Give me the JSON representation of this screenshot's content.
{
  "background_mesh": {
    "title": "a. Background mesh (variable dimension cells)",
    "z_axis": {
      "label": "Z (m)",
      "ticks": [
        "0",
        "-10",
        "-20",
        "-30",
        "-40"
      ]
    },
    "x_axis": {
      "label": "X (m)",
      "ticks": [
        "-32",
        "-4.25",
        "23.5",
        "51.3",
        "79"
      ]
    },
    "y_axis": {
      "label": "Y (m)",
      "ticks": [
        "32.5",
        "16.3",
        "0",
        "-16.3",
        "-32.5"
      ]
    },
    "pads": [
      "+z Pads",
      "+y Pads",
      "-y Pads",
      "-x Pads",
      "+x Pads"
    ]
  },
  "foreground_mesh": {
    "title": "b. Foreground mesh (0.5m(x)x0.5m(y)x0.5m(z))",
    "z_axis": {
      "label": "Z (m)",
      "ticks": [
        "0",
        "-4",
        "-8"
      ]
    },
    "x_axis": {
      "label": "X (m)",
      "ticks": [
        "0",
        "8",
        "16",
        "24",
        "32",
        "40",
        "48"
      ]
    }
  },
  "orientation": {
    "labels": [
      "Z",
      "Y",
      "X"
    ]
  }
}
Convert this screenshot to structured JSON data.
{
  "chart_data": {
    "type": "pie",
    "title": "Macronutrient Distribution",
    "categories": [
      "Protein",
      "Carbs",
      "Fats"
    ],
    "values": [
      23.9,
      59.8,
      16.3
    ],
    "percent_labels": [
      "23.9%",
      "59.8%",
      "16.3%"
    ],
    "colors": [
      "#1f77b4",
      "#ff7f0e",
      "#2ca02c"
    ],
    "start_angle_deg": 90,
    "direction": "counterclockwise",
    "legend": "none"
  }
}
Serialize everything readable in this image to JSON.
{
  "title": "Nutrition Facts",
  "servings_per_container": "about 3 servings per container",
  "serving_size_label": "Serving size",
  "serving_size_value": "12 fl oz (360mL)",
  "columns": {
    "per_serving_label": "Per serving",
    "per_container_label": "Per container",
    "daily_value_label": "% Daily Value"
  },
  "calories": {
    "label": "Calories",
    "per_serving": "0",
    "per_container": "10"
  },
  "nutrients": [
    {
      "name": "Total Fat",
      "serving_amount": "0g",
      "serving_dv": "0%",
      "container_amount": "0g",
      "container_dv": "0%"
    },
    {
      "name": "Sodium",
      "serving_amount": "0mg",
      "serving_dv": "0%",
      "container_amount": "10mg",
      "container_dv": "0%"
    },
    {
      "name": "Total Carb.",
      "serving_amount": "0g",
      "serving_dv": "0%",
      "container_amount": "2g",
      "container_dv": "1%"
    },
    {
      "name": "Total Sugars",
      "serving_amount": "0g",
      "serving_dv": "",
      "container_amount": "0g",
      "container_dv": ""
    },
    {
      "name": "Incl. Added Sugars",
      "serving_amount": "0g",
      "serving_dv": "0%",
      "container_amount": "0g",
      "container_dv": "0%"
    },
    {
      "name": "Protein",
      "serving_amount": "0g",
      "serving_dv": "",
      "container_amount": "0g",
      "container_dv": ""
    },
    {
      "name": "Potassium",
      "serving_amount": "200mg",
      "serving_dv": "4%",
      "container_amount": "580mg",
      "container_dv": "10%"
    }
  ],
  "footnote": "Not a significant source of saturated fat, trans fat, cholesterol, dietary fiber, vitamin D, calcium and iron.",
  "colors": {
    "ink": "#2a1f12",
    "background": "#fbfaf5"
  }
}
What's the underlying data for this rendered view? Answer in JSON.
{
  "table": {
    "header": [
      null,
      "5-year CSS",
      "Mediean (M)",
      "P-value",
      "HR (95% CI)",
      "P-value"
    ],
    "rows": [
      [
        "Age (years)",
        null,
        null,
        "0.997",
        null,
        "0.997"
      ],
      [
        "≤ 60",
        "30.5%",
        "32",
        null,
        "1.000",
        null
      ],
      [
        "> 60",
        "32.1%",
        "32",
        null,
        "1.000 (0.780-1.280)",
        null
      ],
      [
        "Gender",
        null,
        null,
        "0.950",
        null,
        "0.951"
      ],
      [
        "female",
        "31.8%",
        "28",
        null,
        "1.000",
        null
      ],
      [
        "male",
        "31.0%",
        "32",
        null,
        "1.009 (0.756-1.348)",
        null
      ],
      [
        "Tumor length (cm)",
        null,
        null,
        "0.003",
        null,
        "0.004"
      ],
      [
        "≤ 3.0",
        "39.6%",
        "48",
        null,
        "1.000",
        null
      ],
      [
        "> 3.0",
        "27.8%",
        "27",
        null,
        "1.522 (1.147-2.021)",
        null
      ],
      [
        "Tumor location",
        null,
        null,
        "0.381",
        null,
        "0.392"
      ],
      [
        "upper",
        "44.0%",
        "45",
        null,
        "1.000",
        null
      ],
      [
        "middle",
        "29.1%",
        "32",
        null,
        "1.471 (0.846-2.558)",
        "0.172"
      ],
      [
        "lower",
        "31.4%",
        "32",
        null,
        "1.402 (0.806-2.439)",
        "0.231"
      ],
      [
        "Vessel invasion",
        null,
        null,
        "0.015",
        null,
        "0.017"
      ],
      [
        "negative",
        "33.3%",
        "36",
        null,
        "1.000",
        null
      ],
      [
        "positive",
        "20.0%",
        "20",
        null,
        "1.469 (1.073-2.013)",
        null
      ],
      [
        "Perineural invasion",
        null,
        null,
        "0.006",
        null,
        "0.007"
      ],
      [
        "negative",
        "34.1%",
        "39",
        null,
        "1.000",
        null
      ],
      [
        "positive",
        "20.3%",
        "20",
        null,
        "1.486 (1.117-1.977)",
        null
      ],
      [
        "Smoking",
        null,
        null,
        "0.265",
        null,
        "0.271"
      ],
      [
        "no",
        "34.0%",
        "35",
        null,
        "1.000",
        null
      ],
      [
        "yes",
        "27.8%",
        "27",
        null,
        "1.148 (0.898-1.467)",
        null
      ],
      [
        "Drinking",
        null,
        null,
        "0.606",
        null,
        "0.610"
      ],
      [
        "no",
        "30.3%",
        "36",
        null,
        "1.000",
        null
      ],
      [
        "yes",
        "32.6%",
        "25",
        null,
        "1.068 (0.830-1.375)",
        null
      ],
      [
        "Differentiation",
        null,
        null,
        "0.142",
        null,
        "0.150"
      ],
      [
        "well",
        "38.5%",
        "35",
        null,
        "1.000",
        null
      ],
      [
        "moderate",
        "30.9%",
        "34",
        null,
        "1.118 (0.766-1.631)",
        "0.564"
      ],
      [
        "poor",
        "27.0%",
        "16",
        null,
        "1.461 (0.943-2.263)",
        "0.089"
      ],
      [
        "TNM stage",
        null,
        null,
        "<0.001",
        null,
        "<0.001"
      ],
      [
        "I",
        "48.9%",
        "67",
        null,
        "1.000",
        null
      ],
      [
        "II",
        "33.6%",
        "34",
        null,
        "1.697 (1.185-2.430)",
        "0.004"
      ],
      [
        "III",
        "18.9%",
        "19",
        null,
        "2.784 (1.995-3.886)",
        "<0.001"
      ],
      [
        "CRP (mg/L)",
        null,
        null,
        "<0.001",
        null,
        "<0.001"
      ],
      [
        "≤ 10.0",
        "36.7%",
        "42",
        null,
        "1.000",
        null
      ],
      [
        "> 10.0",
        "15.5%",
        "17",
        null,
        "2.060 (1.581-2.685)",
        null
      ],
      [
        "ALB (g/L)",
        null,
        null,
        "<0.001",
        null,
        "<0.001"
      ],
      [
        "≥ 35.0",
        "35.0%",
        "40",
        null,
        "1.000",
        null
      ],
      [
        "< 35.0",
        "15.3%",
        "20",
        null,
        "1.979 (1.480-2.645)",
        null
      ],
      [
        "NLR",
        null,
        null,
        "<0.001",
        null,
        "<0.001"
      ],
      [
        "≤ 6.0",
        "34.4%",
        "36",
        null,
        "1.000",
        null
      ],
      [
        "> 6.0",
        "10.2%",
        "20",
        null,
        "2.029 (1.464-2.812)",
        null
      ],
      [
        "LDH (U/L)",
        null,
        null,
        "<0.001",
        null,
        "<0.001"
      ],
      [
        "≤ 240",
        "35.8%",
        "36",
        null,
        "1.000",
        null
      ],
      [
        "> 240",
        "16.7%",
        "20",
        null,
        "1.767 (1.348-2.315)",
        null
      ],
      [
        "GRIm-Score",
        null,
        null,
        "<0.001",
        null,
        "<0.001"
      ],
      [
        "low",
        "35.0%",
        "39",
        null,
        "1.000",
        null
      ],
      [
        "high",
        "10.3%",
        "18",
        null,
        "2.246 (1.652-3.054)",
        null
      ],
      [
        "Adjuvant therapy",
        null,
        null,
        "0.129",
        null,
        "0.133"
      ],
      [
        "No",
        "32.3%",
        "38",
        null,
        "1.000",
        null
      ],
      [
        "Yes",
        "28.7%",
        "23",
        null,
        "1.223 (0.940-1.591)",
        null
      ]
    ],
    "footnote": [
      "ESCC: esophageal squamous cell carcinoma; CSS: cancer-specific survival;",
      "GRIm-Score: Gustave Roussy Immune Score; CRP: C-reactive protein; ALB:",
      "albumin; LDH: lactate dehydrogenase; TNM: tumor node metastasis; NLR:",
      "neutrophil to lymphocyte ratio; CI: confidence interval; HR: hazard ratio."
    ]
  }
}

* * * * * * *

__WORK REQUEST__: Working from the records above, tally the lines that contain "JSON" and give only the total.

__COMPLETED TASK__: 4